Saved entries
= = = = = = =
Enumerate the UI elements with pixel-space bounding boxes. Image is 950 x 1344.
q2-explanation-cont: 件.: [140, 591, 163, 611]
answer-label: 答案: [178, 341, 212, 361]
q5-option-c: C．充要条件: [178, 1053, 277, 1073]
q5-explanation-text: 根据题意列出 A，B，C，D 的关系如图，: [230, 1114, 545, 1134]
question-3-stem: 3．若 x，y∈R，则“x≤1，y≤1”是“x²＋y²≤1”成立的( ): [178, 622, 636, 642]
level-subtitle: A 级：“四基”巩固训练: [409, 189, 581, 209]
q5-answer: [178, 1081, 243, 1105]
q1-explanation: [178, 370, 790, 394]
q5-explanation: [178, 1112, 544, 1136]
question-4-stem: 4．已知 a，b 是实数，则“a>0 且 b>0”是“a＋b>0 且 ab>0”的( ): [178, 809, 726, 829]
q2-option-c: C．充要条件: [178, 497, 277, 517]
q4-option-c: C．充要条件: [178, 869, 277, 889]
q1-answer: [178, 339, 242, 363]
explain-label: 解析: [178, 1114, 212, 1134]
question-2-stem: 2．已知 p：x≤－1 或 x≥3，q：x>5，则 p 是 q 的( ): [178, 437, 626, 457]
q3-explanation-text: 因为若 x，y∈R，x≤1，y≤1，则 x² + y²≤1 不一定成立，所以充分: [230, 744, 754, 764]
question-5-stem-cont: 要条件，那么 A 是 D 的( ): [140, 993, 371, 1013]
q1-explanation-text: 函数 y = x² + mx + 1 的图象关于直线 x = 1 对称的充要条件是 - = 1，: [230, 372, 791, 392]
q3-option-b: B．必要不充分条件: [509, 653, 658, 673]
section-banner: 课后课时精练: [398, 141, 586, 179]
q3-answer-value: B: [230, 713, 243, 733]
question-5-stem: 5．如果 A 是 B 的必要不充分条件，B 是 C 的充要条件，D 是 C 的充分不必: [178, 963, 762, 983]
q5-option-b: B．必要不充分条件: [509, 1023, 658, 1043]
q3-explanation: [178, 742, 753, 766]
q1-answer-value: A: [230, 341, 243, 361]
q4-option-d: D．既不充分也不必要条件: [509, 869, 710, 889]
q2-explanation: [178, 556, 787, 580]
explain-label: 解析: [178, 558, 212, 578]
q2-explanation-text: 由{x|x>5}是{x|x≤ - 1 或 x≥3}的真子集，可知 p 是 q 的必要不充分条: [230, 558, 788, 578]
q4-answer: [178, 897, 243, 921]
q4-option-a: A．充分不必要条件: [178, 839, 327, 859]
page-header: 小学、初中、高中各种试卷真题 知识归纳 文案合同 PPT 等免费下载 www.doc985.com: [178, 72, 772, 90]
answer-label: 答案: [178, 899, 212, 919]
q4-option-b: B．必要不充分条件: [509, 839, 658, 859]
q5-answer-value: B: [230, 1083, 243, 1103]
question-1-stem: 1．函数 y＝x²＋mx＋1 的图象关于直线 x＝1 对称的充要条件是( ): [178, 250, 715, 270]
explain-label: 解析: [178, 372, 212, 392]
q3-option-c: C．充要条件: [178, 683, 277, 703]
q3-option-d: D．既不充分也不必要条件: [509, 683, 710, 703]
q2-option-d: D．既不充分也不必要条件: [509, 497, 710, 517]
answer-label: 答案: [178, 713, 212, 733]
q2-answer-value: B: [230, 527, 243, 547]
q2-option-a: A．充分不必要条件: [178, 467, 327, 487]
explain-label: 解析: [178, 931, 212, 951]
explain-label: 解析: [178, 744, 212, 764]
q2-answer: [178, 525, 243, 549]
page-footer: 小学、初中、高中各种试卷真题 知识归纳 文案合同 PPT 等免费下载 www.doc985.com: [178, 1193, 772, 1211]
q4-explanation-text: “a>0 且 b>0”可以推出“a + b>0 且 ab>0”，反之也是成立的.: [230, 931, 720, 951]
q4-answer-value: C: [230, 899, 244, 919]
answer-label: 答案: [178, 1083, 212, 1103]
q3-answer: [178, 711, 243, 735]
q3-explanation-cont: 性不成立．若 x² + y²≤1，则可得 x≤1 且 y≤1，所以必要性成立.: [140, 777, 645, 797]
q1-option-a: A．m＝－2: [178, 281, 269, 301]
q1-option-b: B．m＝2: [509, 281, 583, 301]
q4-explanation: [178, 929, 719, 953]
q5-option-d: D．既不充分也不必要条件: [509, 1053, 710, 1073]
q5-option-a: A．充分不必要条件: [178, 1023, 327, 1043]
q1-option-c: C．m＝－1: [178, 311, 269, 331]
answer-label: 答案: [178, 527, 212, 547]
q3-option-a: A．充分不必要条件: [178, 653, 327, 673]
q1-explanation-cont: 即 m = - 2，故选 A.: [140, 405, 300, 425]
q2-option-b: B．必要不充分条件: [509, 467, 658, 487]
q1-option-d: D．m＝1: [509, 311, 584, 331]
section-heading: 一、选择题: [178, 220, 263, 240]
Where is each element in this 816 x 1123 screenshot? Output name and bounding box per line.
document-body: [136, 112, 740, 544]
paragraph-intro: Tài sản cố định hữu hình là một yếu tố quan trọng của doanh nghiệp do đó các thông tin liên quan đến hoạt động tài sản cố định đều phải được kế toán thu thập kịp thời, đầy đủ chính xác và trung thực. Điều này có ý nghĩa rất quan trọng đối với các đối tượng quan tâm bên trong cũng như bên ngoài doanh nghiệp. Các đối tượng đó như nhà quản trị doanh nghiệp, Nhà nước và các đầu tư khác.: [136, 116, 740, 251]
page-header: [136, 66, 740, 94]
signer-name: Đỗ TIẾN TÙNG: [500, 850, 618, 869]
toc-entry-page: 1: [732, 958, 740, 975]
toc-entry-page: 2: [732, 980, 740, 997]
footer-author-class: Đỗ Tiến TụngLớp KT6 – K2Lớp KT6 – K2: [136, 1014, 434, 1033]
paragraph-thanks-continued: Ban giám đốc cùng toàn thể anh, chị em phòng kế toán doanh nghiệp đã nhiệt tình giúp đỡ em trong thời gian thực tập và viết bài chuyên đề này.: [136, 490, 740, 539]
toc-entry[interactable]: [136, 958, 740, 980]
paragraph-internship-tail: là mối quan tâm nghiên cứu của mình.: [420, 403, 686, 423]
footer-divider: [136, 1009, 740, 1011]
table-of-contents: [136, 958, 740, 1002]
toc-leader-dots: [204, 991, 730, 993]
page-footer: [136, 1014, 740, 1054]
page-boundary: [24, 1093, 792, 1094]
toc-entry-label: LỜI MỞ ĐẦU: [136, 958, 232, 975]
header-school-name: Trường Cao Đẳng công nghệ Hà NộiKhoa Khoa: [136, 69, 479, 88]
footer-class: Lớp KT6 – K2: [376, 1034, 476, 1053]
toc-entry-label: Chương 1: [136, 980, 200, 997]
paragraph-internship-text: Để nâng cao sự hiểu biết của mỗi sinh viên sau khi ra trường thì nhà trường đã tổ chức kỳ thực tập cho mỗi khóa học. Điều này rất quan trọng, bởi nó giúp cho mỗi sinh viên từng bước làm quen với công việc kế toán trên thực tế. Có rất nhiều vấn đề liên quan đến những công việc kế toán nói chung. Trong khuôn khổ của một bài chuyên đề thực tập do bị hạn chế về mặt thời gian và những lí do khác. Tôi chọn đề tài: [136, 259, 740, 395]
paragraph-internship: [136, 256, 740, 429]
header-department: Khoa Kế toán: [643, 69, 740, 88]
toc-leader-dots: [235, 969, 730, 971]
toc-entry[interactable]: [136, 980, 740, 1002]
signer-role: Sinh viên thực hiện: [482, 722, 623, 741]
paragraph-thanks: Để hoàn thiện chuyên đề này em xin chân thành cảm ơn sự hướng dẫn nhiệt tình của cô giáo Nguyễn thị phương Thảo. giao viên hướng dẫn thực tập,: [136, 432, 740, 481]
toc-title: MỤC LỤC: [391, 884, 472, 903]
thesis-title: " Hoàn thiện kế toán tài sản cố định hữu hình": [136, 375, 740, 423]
= = = = = = =
Repeat the data word for word, starting at its first line and ending at the line that contains "question-2-stem: 2．已知 p：x≤－1", with both of those lines included.

Enumerate the UI elements with pixel-space bounding boxes. Image is 950 x 1344.
q2-explanation-cont: 件.: [140, 591, 163, 611]
answer-label: 答案: [178, 341, 212, 361]
q5-option-c: C．充要条件: [178, 1053, 277, 1073]
q5-explanation-text: 根据题意列出 A，B，C，D 的关系如图，: [230, 1114, 545, 1134]
question-3-stem: 3．若 x，y∈R，则“x≤1，y≤1”是“x²＋y²≤1”成立的( ): [178, 622, 636, 642]
level-subtitle: A 级：“四基”巩固训练: [409, 189, 581, 209]
q5-answer: [178, 1081, 243, 1105]
q1-explanation: [178, 370, 790, 394]
q5-explanation: [178, 1112, 544, 1136]
question-4-stem: 4．已知 a，b 是实数，则“a>0 且 b>0”是“a＋b>0 且 ab>0”的( ): [178, 809, 726, 829]
q2-option-c: C．充要条件: [178, 497, 277, 517]
q4-option-c: C．充要条件: [178, 869, 277, 889]
q1-answer: [178, 339, 242, 363]
explain-label: 解析: [178, 1114, 212, 1134]
question-2-stem: 2．已知 p：x≤－1 或 x≥3，q：x>5，则 p 是 q 的( ): [178, 437, 626, 457]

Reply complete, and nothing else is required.